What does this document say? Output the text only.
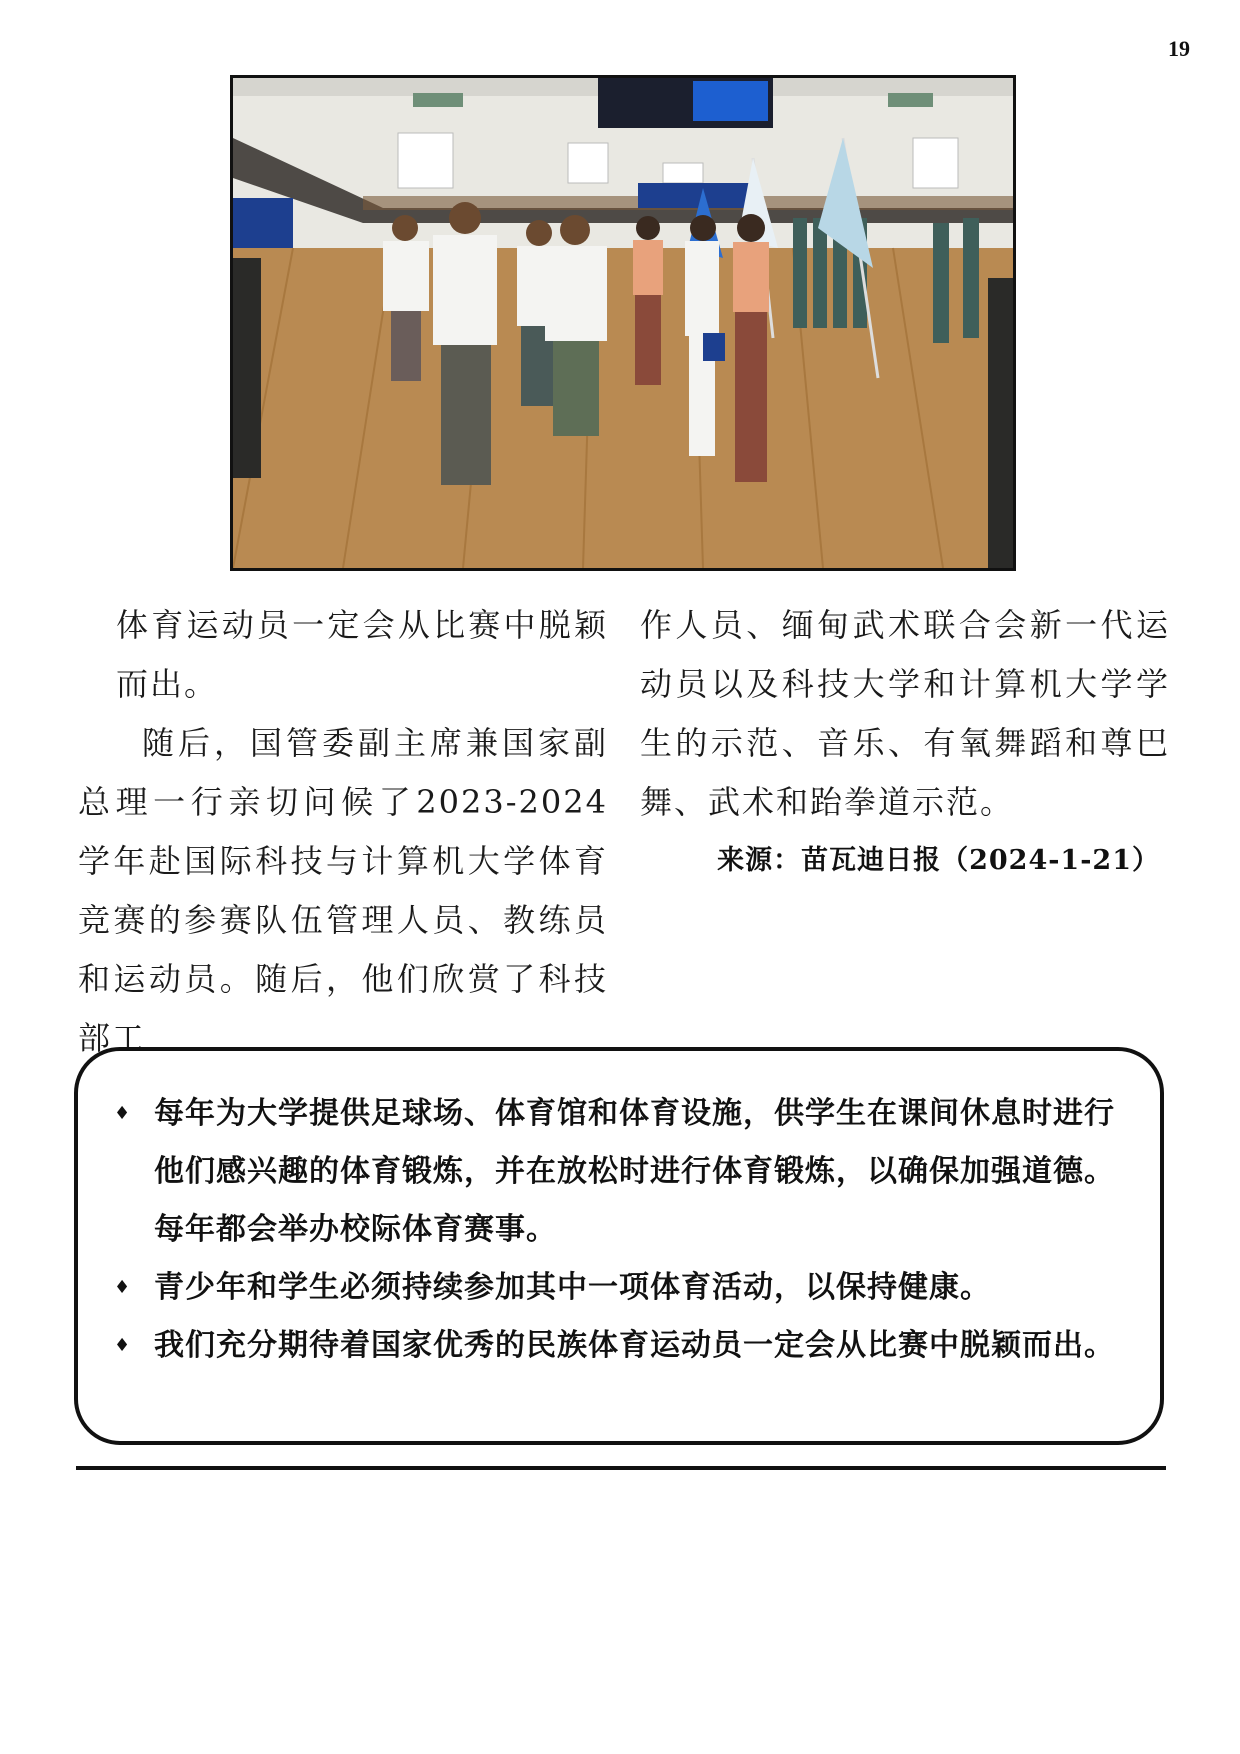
19

体育运动员一定会从比赛中脱颖而出。

随后，国管委副主席兼国家副总理一行亲切问候了2023-2024学年赴国际科技与计算机大学体育竞赛的参赛队伍管理人员、教练员和运动员。随后，他们欣赏了科技部工

作人员、缅甸武术联合会新一代运动员以及科技大学和计算机大学学生的示范、音乐、有氧舞蹈和尊巴舞、武术和跆拳道示范。

来源：苗瓦迪日报（2024-1-21）
♦ 每年为大学提供足球场、体育馆和体育设施，供学生在课间休息时进行他们感兴趣的体育锻炼，并在放松时进行体育锻炼，以确保加强道德。每年都会举办校际体育赛事。
♦ 青少年和学生必须持续参加其中一项体育活动，以保持健康。
♦ 我们充分期待着国家优秀的民族体育运动员一定会从比赛中脱颖而出。
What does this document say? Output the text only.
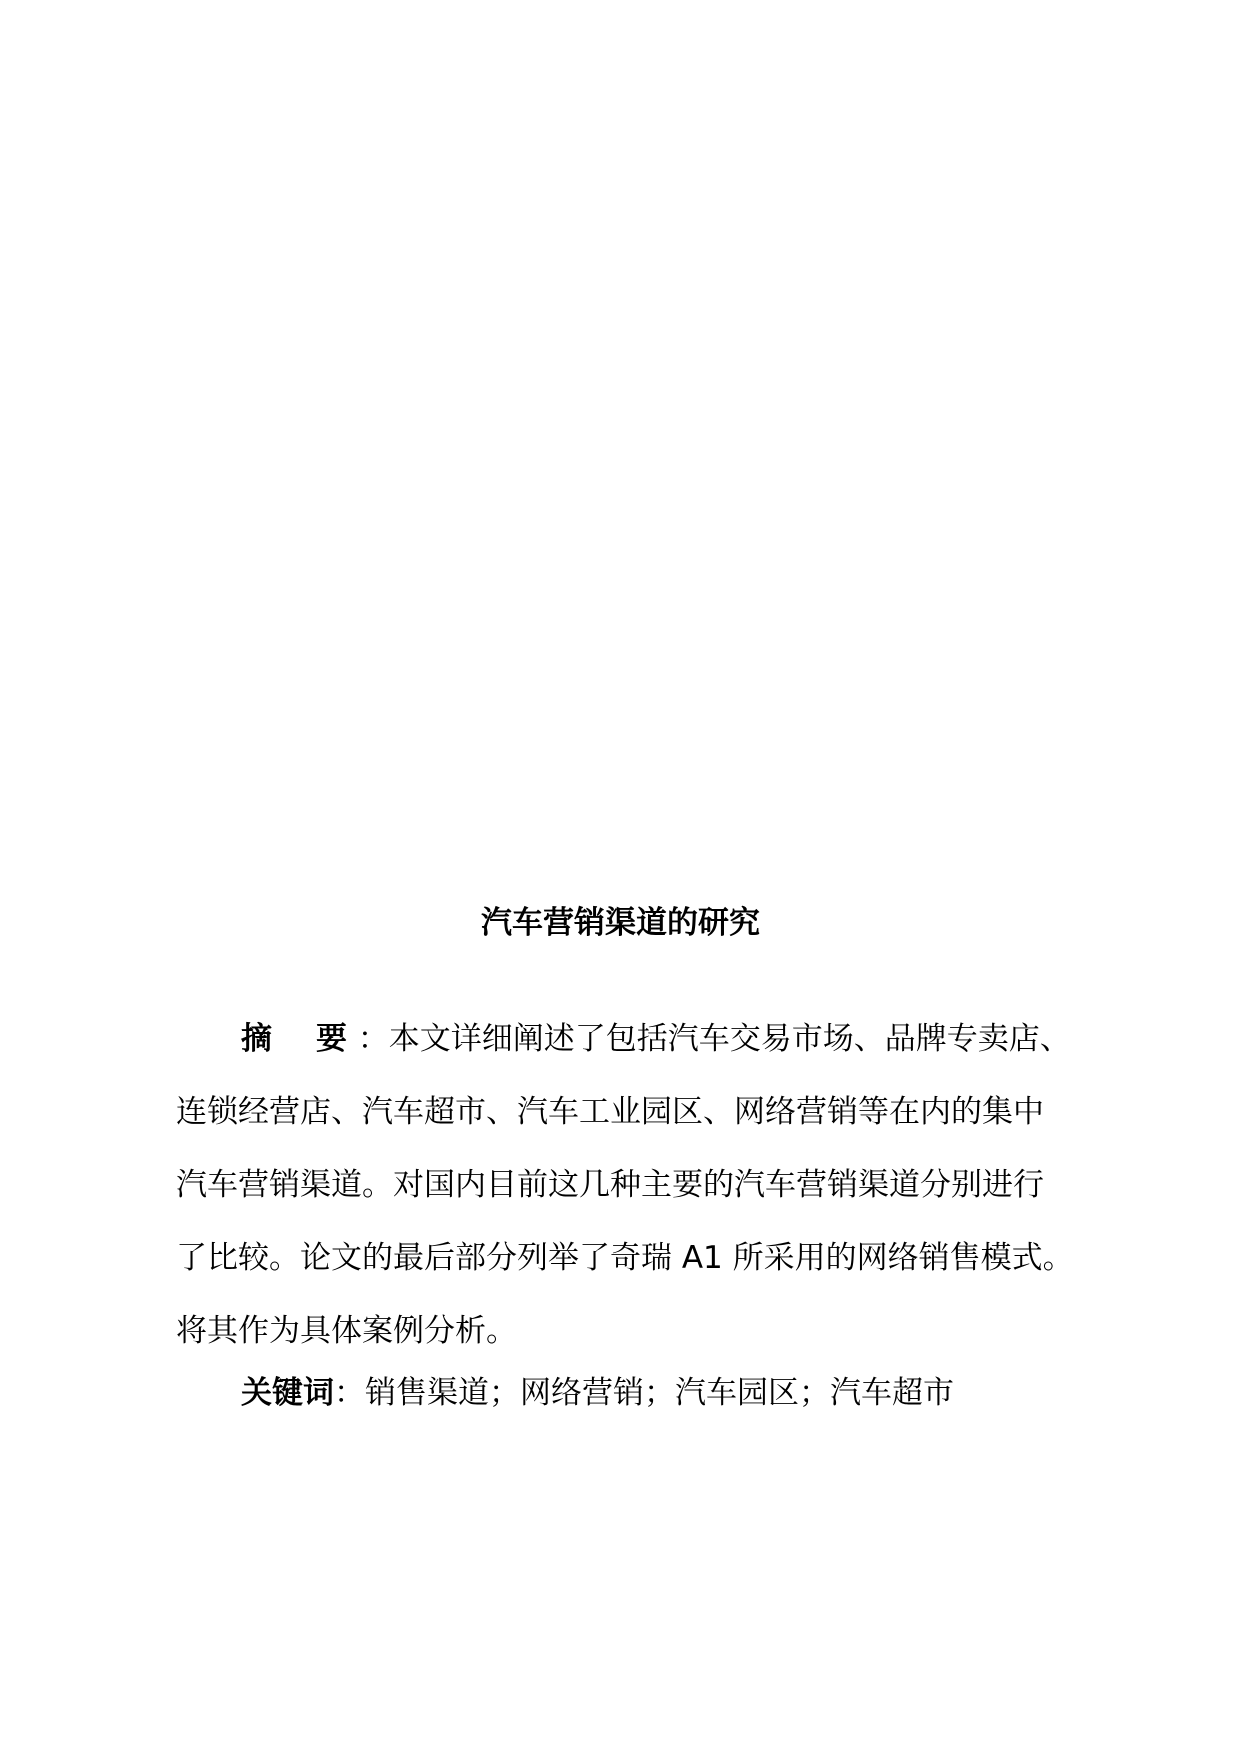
汽车营销渠道的研究
摘 要 ：本文详细阐述了包括汽车交易市场、品牌专卖店、
连锁经营店、汽车超市、汽车工业园区、网络营销等在内的集中
汽车营销渠道。对国内目前这几种主要的汽车营销渠道分别进行
了比较。论文的最后部分列举了奇瑞 A1 所采用的网络销售模式。
将其作为具体案例分析。
关键词：销售渠道；网络营销；汽车园区；汽车超市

⁂

Select every line above that contains the word "汽车超市", and copy it.

连锁经营店、汽车超市、汽车工业园区、网络营销等在内的集中
关键词：销售渠道；网络营销；汽车园区；汽车超市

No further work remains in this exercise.